▶ _Supplied data_:
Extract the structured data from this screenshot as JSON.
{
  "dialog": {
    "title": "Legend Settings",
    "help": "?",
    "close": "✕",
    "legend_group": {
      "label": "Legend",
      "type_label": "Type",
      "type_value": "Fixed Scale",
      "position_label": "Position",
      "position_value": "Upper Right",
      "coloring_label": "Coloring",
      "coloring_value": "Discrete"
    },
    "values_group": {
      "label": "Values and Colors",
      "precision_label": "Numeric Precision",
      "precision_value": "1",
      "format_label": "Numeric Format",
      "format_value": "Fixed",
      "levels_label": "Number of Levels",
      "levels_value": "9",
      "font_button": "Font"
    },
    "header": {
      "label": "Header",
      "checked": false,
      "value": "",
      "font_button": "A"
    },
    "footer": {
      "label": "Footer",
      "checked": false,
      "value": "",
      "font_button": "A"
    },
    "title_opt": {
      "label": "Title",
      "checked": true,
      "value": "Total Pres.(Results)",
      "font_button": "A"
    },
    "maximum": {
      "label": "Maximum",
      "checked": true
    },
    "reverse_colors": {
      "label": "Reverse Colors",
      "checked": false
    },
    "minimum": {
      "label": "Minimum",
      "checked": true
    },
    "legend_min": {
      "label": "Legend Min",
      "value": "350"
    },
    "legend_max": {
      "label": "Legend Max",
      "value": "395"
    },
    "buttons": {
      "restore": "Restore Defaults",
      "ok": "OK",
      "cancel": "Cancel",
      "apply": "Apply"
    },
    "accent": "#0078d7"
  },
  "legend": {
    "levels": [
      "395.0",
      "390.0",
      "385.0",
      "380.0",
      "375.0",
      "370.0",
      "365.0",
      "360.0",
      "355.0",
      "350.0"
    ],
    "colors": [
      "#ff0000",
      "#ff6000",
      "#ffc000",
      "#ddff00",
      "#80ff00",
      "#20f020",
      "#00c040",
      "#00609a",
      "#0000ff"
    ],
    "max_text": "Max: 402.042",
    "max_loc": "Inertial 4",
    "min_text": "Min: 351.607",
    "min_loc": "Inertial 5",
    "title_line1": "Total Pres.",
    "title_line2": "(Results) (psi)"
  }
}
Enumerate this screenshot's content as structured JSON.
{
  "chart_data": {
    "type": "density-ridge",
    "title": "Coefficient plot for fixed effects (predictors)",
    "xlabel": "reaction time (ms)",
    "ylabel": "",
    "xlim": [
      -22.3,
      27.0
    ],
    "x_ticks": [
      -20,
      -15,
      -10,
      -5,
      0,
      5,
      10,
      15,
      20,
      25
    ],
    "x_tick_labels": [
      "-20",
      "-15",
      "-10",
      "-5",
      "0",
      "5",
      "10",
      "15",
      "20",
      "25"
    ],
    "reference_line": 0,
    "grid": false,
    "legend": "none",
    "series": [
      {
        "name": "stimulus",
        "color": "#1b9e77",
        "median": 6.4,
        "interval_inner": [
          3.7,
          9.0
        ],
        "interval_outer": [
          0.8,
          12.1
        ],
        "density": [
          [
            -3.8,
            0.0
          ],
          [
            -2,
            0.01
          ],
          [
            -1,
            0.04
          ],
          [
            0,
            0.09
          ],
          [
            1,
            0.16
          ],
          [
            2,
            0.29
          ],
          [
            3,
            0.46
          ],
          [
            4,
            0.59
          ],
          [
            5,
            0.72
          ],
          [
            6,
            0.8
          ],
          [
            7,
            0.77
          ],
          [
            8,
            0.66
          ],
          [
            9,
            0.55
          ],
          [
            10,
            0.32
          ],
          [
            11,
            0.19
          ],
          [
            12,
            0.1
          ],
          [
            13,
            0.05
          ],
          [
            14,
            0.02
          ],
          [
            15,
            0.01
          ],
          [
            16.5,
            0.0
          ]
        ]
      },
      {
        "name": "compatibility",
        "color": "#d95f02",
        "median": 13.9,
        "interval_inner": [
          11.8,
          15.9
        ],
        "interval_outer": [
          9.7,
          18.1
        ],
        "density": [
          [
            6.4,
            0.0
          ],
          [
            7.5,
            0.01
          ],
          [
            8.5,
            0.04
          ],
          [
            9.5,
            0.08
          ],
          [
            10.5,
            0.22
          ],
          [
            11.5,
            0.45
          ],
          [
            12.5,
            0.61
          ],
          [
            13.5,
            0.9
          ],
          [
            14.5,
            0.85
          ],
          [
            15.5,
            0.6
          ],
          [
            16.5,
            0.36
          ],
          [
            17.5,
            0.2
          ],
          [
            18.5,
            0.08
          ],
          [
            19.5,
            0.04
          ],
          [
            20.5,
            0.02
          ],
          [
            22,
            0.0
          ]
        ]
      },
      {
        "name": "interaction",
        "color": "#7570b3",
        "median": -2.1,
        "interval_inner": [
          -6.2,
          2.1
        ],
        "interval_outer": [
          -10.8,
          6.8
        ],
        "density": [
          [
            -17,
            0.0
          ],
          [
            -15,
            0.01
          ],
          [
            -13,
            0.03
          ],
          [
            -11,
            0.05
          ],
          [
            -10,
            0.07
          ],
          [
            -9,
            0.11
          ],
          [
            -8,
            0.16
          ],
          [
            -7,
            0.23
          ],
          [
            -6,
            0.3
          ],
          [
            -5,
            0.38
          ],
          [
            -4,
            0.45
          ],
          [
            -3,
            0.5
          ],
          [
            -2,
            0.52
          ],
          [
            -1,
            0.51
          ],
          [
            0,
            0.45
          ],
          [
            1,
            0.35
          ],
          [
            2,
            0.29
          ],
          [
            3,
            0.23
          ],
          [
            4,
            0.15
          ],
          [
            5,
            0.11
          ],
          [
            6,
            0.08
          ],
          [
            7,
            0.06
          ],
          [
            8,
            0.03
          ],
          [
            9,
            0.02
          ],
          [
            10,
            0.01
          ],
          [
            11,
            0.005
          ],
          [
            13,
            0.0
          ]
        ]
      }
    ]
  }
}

▶ _What is needed_:
Nothing should be left out: repeat all of the data exactly.

▶ _Exercise answer_:
Extract the structured data from this screenshot as JSON.
{
  "dialog": {
    "title": "Legend Settings",
    "help": "?",
    "close": "✕",
    "legend_group": {
      "label": "Legend",
      "type_label": "Type",
      "type_value": "Fixed Scale",
      "position_label": "Position",
      "position_value": "Upper Right",
      "coloring_label": "Coloring",
      "coloring_value": "Discrete"
    },
    "values_group": {
      "label": "Values and Colors",
      "precision_label": "Numeric Precision",
      "precision_value": "1",
      "format_label": "Numeric Format",
      "format_value": "Fixed",
      "levels_label": "Number of Levels",
      "levels_value": "9",
      "font_button": "Font"
    },
    "header": {
      "label": "Header",
      "checked": false,
      "value": "",
      "font_button": "A"
    },
    "footer": {
      "label": "Footer",
      "checked": false,
      "value": "",
      "font_button": "A"
    },
    "title_opt": {
      "label": "Title",
      "checked": true,
      "value": "Total Pres.(Results)",
      "font_button": "A"
    },
    "maximum": {
      "label": "Maximum",
      "checked": true
    },
    "reverse_colors": {
      "label": "Reverse Colors",
      "checked": false
    },
    "minimum": {
      "label": "Minimum",
      "checked": true
    },
    "legend_min": {
      "label": "Legend Min",
      "value": "350"
    },
    "legend_max": {
      "label": "Legend Max",
      "value": "395"
    },
    "buttons": {
      "restore": "Restore Defaults",
      "ok": "OK",
      "cancel": "Cancel",
      "apply": "Apply"
    },
    "accent": "#0078d7"
  },
  "legend": {
    "levels": [
      "395.0",
      "390.0",
      "385.0",
      "380.0",
      "375.0",
      "370.0",
      "365.0",
      "360.0",
      "355.0",
      "350.0"
    ],
    "colors": [
      "#ff0000",
      "#ff6000",
      "#ffc000",
      "#ddff00",
      "#80ff00",
      "#20f020",
      "#00c040",
      "#00609a",
      "#0000ff"
    ],
    "max_text": "Max: 402.042",
    "max_loc": "Inertial 4",
    "min_text": "Min: 351.607",
    "min_loc": "Inertial 5",
    "title_line1": "Total Pres.",
    "title_line2": "(Results) (psi)"
  }
}
Enumerate this screenshot's content as structured JSON.
{
  "chart_data": {
    "type": "density-ridge",
    "title": "Coefficient plot for fixed effects (predictors)",
    "xlabel": "reaction time (ms)",
    "ylabel": "",
    "xlim": [
      -22.3,
      27.0
    ],
    "x_ticks": [
      -20,
      -15,
      -10,
      -5,
      0,
      5,
      10,
      15,
      20,
      25
    ],
    "x_tick_labels": [
      "-20",
      "-15",
      "-10",
      "-5",
      "0",
      "5",
      "10",
      "15",
      "20",
      "25"
    ],
    "reference_line": 0,
    "grid": false,
    "legend": "none",
    "series": [
      {
        "name": "stimulus",
        "color": "#1b9e77",
        "median": 6.4,
        "interval_inner": [
          3.7,
          9.0
        ],
        "interval_outer": [
          0.8,
          12.1
        ],
        "density": [
          [
            -3.8,
            0.0
          ],
          [
            -2,
            0.01
          ],
          [
            -1,
            0.04
          ],
          [
            0,
            0.09
          ],
          [
            1,
            0.16
          ],
          [
            2,
            0.29
          ],
          [
            3,
            0.46
          ],
          [
            4,
            0.59
          ],
          [
            5,
            0.72
          ],
          [
            6,
            0.8
          ],
          [
            7,
            0.77
          ],
          [
            8,
            0.66
          ],
          [
            9,
            0.55
          ],
          [
            10,
            0.32
          ],
          [
            11,
            0.19
          ],
          [
            12,
            0.1
          ],
          [
            13,
            0.05
          ],
          [
            14,
            0.02
          ],
          [
            15,
            0.01
          ],
          [
            16.5,
            0.0
          ]
        ]
      },
      {
        "name": "compatibility",
        "color": "#d95f02",
        "median": 13.9,
        "interval_inner": [
          11.8,
          15.9
        ],
        "interval_outer": [
          9.7,
          18.1
        ],
        "density": [
          [
            6.4,
            0.0
          ],
          [
            7.5,
            0.01
          ],
          [
            8.5,
            0.04
          ],
          [
            9.5,
            0.08
          ],
          [
            10.5,
            0.22
          ],
          [
            11.5,
            0.45
          ],
          [
            12.5,
            0.61
          ],
          [
            13.5,
            0.9
          ],
          [
            14.5,
            0.85
          ],
          [
            15.5,
            0.6
          ],
          [
            16.5,
            0.36
          ],
          [
            17.5,
            0.2
          ],
          [
            18.5,
            0.08
          ],
          [
            19.5,
            0.04
          ],
          [
            20.5,
            0.02
          ],
          [
            22,
            0.0
          ]
        ]
      },
      {
        "name": "interaction",
        "color": "#7570b3",
        "median": -2.1,
        "interval_inner": [
          -6.2,
          2.1
        ],
        "interval_outer": [
          -10.8,
          6.8
        ],
        "density": [
          [
            -17,
            0.0
          ],
          [
            -15,
            0.01
          ],
          [
            -13,
            0.03
          ],
          [
            -11,
            0.05
          ],
          [
            -10,
            0.07
          ],
          [
            -9,
            0.11
          ],
          [
            -8,
            0.16
          ],
          [
            -7,
            0.23
          ],
          [
            -6,
            0.3
          ],
          [
            -5,
            0.38
          ],
          [
            -4,
            0.45
          ],
          [
            -3,
            0.5
          ],
          [
            -2,
            0.52
          ],
          [
            -1,
            0.51
          ],
          [
            0,
            0.45
          ],
          [
            1,
            0.35
          ],
          [
            2,
            0.29
          ],
          [
            3,
            0.23
          ],
          [
            4,
            0.15
          ],
          [
            5,
            0.11
          ],
          [
            6,
            0.08
          ],
          [
            7,
            0.06
          ],
          [
            8,
            0.03
          ],
          [
            9,
            0.02
          ],
          [
            10,
            0.01
          ],
          [
            11,
            0.005
          ],
          [
            13,
            0.0
          ]
        ]
      }
    ]
  }
}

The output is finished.